Start of Data provided

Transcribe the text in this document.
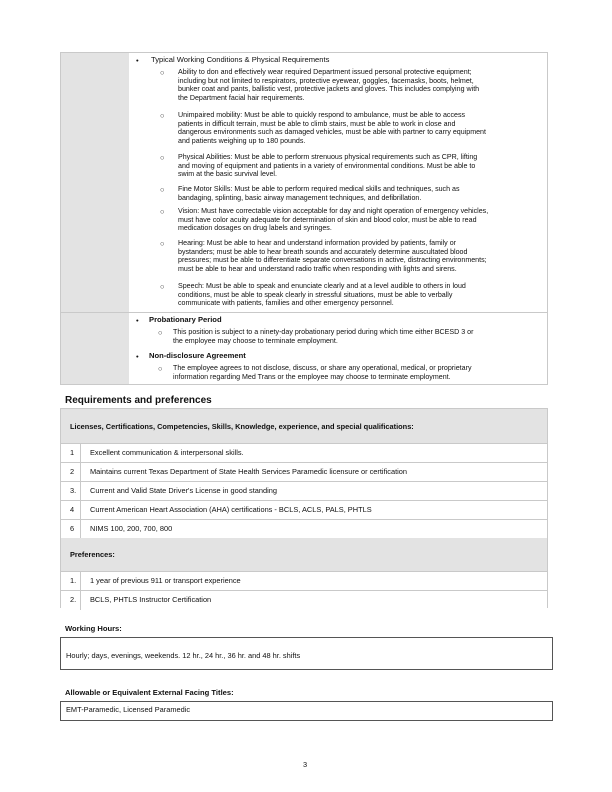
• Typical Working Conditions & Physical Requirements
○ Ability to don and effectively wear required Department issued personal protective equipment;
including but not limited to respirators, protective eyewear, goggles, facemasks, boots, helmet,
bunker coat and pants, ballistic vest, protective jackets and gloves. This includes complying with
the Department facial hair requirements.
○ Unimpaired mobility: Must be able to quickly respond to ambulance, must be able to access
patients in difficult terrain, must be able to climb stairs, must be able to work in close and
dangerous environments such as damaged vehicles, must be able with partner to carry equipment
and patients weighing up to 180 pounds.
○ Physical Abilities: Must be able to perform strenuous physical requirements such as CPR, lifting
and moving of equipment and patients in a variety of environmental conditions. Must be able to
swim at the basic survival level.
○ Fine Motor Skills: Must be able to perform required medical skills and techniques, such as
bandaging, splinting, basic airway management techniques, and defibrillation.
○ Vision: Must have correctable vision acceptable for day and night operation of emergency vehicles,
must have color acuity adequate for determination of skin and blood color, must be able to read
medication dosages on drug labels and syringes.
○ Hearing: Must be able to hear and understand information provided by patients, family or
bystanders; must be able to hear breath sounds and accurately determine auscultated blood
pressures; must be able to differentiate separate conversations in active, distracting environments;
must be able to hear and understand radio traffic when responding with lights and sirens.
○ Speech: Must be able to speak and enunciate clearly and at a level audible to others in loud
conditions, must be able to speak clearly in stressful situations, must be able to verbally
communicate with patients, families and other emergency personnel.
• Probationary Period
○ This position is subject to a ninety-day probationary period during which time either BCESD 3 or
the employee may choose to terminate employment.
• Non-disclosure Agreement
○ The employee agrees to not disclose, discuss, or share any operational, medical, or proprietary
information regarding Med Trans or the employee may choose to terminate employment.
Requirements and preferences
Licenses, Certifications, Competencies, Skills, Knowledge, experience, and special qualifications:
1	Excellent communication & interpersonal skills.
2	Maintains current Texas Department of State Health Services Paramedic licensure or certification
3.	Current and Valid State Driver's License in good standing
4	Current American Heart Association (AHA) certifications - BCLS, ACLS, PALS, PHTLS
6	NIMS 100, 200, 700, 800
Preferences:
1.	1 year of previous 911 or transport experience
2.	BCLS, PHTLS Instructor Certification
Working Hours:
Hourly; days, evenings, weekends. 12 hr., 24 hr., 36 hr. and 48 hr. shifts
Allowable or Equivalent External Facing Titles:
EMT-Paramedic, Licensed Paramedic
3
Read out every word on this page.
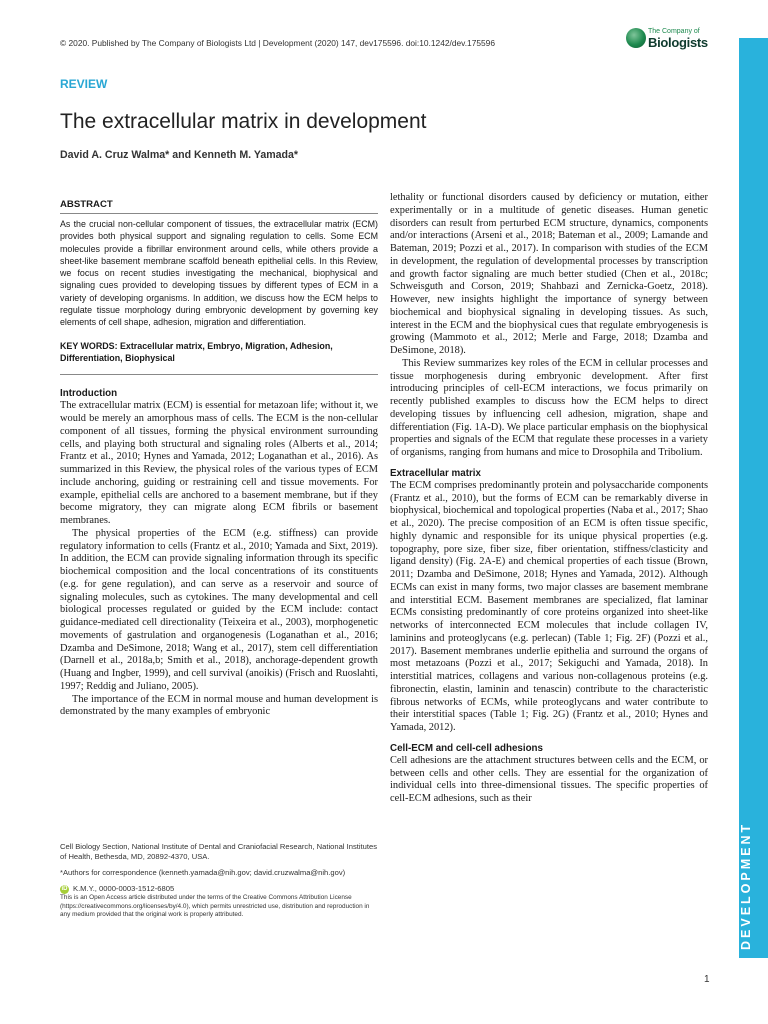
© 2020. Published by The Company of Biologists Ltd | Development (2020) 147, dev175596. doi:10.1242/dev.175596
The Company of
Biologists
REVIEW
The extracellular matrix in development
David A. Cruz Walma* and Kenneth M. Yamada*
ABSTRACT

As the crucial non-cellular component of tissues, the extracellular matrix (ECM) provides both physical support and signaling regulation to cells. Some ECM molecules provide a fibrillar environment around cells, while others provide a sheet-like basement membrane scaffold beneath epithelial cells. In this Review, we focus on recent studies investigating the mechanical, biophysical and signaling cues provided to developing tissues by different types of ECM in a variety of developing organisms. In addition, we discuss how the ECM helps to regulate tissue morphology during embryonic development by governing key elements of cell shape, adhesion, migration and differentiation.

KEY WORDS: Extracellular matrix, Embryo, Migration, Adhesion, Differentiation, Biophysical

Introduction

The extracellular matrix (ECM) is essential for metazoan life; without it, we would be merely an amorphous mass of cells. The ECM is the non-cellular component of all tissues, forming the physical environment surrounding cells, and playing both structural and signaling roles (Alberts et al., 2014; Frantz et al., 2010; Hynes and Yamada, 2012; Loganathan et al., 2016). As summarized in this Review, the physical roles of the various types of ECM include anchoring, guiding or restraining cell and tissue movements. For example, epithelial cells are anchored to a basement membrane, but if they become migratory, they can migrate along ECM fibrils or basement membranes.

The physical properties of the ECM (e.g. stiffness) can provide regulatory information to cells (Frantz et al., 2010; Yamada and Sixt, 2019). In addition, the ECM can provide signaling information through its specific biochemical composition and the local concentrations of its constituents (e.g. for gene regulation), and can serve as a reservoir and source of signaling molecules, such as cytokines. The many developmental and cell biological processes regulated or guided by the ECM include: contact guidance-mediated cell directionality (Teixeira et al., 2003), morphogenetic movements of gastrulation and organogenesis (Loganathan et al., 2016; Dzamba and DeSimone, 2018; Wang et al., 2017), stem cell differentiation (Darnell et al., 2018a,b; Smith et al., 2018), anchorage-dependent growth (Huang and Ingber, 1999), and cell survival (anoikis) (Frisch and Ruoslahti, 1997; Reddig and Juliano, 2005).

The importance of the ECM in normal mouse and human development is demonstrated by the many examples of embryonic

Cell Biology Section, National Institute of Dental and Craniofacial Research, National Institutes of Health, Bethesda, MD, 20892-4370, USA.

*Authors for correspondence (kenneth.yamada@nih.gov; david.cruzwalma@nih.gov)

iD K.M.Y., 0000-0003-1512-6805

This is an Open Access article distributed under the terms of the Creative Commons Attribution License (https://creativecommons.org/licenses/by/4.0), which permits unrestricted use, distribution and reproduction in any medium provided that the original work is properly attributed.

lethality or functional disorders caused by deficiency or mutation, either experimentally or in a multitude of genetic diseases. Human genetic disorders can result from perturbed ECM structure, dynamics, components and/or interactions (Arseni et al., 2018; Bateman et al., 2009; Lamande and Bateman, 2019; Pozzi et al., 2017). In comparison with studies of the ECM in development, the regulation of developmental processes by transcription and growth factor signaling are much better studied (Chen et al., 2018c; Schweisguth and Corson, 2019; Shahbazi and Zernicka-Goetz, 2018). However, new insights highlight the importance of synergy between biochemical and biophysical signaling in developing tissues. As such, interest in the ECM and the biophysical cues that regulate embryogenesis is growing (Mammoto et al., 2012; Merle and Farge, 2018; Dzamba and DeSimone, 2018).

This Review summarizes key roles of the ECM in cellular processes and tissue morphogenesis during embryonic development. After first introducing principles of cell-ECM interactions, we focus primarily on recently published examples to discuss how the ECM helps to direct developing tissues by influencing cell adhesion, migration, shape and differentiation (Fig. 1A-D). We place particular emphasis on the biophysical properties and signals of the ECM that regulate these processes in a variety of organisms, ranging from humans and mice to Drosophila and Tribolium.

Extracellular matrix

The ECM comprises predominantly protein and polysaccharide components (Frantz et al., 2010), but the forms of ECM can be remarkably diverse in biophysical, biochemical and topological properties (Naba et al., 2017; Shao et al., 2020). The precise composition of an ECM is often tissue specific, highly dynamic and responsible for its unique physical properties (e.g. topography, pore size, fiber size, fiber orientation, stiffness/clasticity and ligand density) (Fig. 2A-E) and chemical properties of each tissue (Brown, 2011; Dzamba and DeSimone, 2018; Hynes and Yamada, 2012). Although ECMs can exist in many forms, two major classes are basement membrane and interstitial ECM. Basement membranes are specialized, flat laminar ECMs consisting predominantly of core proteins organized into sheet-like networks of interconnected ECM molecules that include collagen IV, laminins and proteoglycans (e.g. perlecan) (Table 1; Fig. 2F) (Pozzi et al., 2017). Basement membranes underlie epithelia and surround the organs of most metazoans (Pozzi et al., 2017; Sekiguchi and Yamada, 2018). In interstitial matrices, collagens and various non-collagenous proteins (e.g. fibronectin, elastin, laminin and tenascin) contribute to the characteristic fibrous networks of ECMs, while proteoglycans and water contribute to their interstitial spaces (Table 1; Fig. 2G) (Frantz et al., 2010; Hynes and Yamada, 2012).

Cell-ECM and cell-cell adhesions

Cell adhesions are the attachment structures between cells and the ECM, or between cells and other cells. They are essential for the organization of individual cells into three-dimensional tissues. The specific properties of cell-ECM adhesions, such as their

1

End of Data provided

* _What needs to be done_
Give the data back exactly, omitting all pictures.

* _Task solution_
Transcribe the text in this document.
• Typical Working Conditions & Physical Requirements
○ Ability to don and effectively wear required Department issued personal protective equipment;
including but not limited to respirators, protective eyewear, goggles, facemasks, boots, helmet,
bunker coat and pants, ballistic vest, protective jackets and gloves. This includes complying with
the Department facial hair requirements.
○ Unimpaired mobility: Must be able to quickly respond to ambulance, must be able to access
patients in difficult terrain, must be able to climb stairs, must be able to work in close and
dangerous environments such as damaged vehicles, must be able with partner to carry equipment
and patients weighing up to 180 pounds.
○ Physical Abilities: Must be able to perform strenuous physical requirements such as CPR, lifting
and moving of equipment and patients in a variety of environmental conditions. Must be able to
swim at the basic survival level.
○ Fine Motor Skills: Must be able to perform required medical skills and techniques, such as
bandaging, splinting, basic airway management techniques, and defibrillation.
○ Vision: Must have correctable vision acceptable for day and night operation of emergency vehicles,
must have color acuity adequate for determination of skin and blood color, must be able to read
medication dosages on drug labels and syringes.
○ Hearing: Must be able to hear and understand information provided by patients, family or
bystanders; must be able to hear breath sounds and accurately determine auscultated blood
pressures; must be able to differentiate separate conversations in active, distracting environments;
must be able to hear and understand radio traffic when responding with lights and sirens.
○ Speech: Must be able to speak and enunciate clearly and at a level audible to others in loud
conditions, must be able to speak clearly in stressful situations, must be able to verbally
communicate with patients, families and other emergency personnel.
• Probationary Period
○ This position is subject to a ninety-day probationary period during which time either BCESD 3 or
the employee may choose to terminate employment.
• Non-disclosure Agreement
○ The employee agrees to not disclose, discuss, or share any operational, medical, or proprietary
information regarding Med Trans or the employee may choose to terminate employment.
Requirements and preferences
Licenses, Certifications, Competencies, Skills, Knowledge, experience, and special qualifications:
1	Excellent communication & interpersonal skills.
2	Maintains current Texas Department of State Health Services Paramedic licensure or certification
3.	Current and Valid State Driver's License in good standing
4	Current American Heart Association (AHA) certifications - BCLS, ACLS, PALS, PHTLS
6	NIMS 100, 200, 700, 800
Preferences:
1.	1 year of previous 911 or transport experience
2.	BCLS, PHTLS Instructor Certification
Working Hours:
Hourly; days, evenings, weekends. 12 hr., 24 hr., 36 hr. and 48 hr. shifts
Allowable or Equivalent External Facing Titles:
EMT-Paramedic, Licensed Paramedic
3
Read out every word on this page.
© 2020. Published by The Company of Biologists Ltd | Development (2020) 147, dev175596. doi:10.1242/dev.175596
The Company of
Biologists
REVIEW
The extracellular matrix in development
David A. Cruz Walma* and Kenneth M. Yamada*
ABSTRACT

As the crucial non-cellular component of tissues, the extracellular matrix (ECM) provides both physical support and signaling regulation to cells. Some ECM molecules provide a fibrillar environment around cells, while others provide a sheet-like basement membrane scaffold beneath epithelial cells. In this Review, we focus on recent studies investigating the mechanical, biophysical and signaling cues provided to developing tissues by different types of ECM in a variety of developing organisms. In addition, we discuss how the ECM helps to regulate tissue morphology during embryonic development by governing key elements of cell shape, adhesion, migration and differentiation.

KEY WORDS: Extracellular matrix, Embryo, Migration, Adhesion, Differentiation, Biophysical

Introduction

The extracellular matrix (ECM) is essential for metazoan life; without it, we would be merely an amorphous mass of cells. The ECM is the non-cellular component of all tissues, forming the physical environment surrounding cells, and playing both structural and signaling roles (Alberts et al., 2014; Frantz et al., 2010; Hynes and Yamada, 2012; Loganathan et al., 2016). As summarized in this Review, the physical roles of the various types of ECM include anchoring, guiding or restraining cell and tissue movements. For example, epithelial cells are anchored to a basement membrane, but if they become migratory, they can migrate along ECM fibrils or basement membranes.

The physical properties of the ECM (e.g. stiffness) can provide regulatory information to cells (Frantz et al., 2010; Yamada and Sixt, 2019). In addition, the ECM can provide signaling information through its specific biochemical composition and the local concentrations of its constituents (e.g. for gene regulation), and can serve as a reservoir and source of signaling molecules, such as cytokines. The many developmental and cell biological processes regulated or guided by the ECM include: contact guidance-mediated cell directionality (Teixeira et al., 2003), morphogenetic movements of gastrulation and organogenesis (Loganathan et al., 2016; Dzamba and DeSimone, 2018; Wang et al., 2017), stem cell differentiation (Darnell et al., 2018a,b; Smith et al., 2018), anchorage-dependent growth (Huang and Ingber, 1999), and cell survival (anoikis) (Frisch and Ruoslahti, 1997; Reddig and Juliano, 2005).

The importance of the ECM in normal mouse and human development is demonstrated by the many examples of embryonic

Cell Biology Section, National Institute of Dental and Craniofacial Research, National Institutes of Health, Bethesda, MD, 20892-4370, USA.

*Authors for correspondence (kenneth.yamada@nih.gov; david.cruzwalma@nih.gov)

iD K.M.Y., 0000-0003-1512-6805

This is an Open Access article distributed under the terms of the Creative Commons Attribution License (https://creativecommons.org/licenses/by/4.0), which permits unrestricted use, distribution and reproduction in any medium provided that the original work is properly attributed.

lethality or functional disorders caused by deficiency or mutation, either experimentally or in a multitude of genetic diseases. Human genetic disorders can result from perturbed ECM structure, dynamics, components and/or interactions (Arseni et al., 2018; Bateman et al., 2009; Lamande and Bateman, 2019; Pozzi et al., 2017). In comparison with studies of the ECM in development, the regulation of developmental processes by transcription and growth factor signaling are much better studied (Chen et al., 2018c; Schweisguth and Corson, 2019; Shahbazi and Zernicka-Goetz, 2018). However, new insights highlight the importance of synergy between biochemical and biophysical signaling in developing tissues. As such, interest in the ECM and the biophysical cues that regulate embryogenesis is growing (Mammoto et al., 2012; Merle and Farge, 2018; Dzamba and DeSimone, 2018).

This Review summarizes key roles of the ECM in cellular processes and tissue morphogenesis during embryonic development. After first introducing principles of cell-ECM interactions, we focus primarily on recently published examples to discuss how the ECM helps to direct developing tissues by influencing cell adhesion, migration, shape and differentiation (Fig. 1A-D). We place particular emphasis on the biophysical properties and signals of the ECM that regulate these processes in a variety of organisms, ranging from humans and mice to Drosophila and Tribolium.

Extracellular matrix

The ECM comprises predominantly protein and polysaccharide components (Frantz et al., 2010), but the forms of ECM can be remarkably diverse in biophysical, biochemical and topological properties (Naba et al., 2017; Shao et al., 2020). The precise composition of an ECM is often tissue specific, highly dynamic and responsible for its unique physical properties (e.g. topography, pore size, fiber size, fiber orientation, stiffness/clasticity and ligand density) (Fig. 2A-E) and chemical properties of each tissue (Brown, 2011; Dzamba and DeSimone, 2018; Hynes and Yamada, 2012). Although ECMs can exist in many forms, two major classes are basement membrane and interstitial ECM. Basement membranes are specialized, flat laminar ECMs consisting predominantly of core proteins organized into sheet-like networks of interconnected ECM molecules that include collagen IV, laminins and proteoglycans (e.g. perlecan) (Table 1; Fig. 2F) (Pozzi et al., 2017). Basement membranes underlie epithelia and surround the organs of most metazoans (Pozzi et al., 2017; Sekiguchi and Yamada, 2018). In interstitial matrices, collagens and various non-collagenous proteins (e.g. fibronectin, elastin, laminin and tenascin) contribute to the characteristic fibrous networks of ECMs, while proteoglycans and water contribute to their interstitial spaces (Table 1; Fig. 2G) (Frantz et al., 2010; Hynes and Yamada, 2012).

Cell-ECM and cell-cell adhesions

Cell adhesions are the attachment structures between cells and the ECM, or between cells and other cells. They are essential for the organization of individual cells into three-dimensional tissues. The specific properties of cell-ECM adhesions, such as their

1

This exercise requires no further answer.